* Work required
Reply with only the number of lines that contain the string "Illiquid".

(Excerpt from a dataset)

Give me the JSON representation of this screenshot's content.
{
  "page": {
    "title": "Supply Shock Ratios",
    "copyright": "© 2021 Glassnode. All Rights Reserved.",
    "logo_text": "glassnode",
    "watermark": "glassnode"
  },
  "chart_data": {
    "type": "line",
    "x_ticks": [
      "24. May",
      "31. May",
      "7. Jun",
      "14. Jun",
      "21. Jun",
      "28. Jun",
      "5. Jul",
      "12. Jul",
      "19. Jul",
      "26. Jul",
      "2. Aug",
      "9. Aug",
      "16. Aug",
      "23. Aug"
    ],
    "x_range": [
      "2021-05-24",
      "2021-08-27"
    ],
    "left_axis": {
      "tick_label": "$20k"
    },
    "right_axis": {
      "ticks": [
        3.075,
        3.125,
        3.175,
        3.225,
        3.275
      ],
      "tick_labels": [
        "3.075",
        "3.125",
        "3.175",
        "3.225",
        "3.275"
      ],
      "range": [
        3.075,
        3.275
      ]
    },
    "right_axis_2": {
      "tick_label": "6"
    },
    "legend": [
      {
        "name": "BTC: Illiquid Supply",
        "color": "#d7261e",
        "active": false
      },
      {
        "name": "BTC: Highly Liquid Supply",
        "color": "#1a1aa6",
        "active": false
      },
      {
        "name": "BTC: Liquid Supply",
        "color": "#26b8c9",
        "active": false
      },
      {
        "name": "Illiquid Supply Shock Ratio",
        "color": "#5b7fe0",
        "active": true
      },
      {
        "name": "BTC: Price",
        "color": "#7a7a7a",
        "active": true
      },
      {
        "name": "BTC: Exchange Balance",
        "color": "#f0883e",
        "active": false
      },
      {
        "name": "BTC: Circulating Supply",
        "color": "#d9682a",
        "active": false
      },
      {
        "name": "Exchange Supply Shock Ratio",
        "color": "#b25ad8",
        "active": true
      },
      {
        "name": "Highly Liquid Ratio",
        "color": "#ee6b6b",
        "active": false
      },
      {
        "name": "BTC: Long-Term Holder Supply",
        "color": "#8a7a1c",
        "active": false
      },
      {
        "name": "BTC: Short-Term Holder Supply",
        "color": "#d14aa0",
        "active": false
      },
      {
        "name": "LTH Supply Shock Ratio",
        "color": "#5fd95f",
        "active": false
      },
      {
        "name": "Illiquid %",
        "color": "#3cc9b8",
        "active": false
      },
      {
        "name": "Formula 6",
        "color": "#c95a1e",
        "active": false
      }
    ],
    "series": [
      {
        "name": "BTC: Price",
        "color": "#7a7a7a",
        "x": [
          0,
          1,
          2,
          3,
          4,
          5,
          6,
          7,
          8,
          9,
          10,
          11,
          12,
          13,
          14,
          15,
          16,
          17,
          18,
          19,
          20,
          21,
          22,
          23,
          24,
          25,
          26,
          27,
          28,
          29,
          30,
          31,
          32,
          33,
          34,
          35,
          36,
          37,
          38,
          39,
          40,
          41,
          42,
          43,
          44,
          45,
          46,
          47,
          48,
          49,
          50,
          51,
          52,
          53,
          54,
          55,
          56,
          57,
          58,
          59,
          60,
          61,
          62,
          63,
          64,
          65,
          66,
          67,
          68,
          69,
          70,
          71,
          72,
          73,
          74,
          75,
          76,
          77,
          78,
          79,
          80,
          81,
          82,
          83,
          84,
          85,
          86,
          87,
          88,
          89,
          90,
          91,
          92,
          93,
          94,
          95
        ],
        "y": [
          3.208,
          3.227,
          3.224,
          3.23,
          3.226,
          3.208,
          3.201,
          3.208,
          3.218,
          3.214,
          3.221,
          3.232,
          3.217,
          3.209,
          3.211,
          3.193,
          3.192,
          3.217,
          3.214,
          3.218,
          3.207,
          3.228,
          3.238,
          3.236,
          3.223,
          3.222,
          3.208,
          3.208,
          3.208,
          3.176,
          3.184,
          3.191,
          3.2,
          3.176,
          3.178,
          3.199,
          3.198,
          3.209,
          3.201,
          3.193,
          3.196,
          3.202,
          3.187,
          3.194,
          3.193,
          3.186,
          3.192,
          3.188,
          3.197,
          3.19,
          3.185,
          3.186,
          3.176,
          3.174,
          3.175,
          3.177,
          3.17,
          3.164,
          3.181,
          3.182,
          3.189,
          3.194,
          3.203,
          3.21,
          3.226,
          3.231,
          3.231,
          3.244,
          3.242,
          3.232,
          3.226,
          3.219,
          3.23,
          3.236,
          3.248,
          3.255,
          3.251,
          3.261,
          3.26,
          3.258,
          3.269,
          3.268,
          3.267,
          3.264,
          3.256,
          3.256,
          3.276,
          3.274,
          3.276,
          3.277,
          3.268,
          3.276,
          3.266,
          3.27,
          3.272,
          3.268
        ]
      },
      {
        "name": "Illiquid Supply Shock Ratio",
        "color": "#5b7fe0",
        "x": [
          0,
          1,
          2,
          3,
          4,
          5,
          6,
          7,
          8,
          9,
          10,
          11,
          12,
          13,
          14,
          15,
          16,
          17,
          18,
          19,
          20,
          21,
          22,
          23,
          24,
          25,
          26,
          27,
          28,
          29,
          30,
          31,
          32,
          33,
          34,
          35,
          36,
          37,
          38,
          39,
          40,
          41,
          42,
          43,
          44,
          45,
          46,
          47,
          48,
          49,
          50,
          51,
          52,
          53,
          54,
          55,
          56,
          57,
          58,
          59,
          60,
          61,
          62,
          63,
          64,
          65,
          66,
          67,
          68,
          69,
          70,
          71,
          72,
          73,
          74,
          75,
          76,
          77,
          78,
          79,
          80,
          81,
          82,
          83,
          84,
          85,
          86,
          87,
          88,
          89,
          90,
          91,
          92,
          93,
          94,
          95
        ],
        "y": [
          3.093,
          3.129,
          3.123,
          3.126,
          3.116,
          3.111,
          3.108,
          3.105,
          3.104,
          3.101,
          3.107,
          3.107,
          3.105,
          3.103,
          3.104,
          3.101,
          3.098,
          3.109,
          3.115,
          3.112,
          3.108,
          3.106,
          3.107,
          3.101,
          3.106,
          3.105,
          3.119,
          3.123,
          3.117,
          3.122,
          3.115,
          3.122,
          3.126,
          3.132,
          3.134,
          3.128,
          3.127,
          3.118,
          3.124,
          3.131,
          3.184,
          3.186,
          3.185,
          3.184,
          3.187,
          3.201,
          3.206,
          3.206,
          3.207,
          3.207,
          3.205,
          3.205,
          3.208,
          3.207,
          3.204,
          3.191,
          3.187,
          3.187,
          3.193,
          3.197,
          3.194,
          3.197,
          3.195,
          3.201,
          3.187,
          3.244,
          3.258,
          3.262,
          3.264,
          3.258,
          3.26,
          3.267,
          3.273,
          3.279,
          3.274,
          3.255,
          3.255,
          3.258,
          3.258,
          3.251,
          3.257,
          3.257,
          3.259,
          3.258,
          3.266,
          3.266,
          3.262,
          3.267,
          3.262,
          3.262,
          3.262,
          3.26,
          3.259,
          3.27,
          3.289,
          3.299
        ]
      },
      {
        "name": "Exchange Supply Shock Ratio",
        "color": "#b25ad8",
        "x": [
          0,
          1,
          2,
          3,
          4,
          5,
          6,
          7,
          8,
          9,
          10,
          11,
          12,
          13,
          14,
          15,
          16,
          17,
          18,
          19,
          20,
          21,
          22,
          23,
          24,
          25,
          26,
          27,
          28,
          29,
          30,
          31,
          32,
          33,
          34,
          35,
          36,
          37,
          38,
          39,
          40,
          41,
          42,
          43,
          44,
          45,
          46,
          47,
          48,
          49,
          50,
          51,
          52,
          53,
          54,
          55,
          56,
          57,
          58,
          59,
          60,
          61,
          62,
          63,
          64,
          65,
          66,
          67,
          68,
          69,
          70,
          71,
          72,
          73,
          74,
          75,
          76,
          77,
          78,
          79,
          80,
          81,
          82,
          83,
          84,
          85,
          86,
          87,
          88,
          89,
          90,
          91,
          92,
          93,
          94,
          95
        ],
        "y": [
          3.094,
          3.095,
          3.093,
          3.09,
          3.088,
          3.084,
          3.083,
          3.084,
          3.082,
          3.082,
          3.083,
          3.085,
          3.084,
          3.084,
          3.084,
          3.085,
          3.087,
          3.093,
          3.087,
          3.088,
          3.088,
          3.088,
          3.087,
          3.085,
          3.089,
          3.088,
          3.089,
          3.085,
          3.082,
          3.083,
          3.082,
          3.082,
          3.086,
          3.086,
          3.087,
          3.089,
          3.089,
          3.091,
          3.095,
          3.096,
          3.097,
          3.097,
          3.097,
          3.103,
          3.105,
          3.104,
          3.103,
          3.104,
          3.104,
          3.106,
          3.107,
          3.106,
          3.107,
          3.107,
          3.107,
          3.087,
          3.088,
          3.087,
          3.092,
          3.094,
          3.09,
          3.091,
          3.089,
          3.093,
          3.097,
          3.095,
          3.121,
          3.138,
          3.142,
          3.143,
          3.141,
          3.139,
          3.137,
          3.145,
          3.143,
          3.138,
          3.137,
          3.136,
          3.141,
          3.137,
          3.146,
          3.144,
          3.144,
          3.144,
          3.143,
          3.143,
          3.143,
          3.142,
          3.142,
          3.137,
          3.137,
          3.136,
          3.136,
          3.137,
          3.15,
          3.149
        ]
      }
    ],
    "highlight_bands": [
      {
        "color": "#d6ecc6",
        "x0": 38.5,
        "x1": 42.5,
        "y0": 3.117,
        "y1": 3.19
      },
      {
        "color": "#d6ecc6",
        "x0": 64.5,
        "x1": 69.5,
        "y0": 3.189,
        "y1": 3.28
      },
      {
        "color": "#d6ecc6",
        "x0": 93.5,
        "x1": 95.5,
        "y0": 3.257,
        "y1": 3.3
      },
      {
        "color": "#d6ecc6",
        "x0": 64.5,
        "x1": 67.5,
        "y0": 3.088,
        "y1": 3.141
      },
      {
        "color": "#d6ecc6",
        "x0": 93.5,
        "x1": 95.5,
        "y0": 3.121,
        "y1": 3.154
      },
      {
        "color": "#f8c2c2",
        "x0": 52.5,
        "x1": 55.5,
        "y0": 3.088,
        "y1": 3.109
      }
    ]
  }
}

* Task output
4